Task brief
Copy out each line of the material below that holds the string "Module".

»»

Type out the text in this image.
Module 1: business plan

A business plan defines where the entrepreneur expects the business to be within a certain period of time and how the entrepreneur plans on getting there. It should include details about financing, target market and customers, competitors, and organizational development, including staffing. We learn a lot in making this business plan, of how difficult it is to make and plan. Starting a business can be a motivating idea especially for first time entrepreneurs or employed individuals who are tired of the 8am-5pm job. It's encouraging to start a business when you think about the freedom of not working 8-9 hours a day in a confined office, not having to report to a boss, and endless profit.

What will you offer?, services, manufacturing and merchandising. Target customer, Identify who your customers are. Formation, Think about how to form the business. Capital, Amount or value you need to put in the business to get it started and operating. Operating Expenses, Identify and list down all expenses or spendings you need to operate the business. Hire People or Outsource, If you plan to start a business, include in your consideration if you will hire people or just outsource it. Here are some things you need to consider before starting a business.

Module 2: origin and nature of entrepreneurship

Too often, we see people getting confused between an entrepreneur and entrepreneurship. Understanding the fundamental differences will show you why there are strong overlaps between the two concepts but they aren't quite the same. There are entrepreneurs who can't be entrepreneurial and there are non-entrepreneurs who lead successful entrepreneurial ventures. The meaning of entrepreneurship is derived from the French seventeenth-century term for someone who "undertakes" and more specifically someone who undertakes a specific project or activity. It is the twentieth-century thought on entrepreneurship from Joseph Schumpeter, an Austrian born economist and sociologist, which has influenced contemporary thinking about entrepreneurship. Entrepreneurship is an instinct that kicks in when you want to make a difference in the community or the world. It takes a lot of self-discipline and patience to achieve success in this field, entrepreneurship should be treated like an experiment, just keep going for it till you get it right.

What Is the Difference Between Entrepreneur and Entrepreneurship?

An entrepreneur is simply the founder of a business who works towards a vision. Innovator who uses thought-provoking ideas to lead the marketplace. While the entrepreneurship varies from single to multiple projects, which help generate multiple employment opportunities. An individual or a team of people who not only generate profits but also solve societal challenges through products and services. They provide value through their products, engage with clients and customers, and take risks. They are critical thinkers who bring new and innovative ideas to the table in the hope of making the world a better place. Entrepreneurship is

««

Exercise result
Module 1: business plan
Module 2: origin and nature of entrepreneurship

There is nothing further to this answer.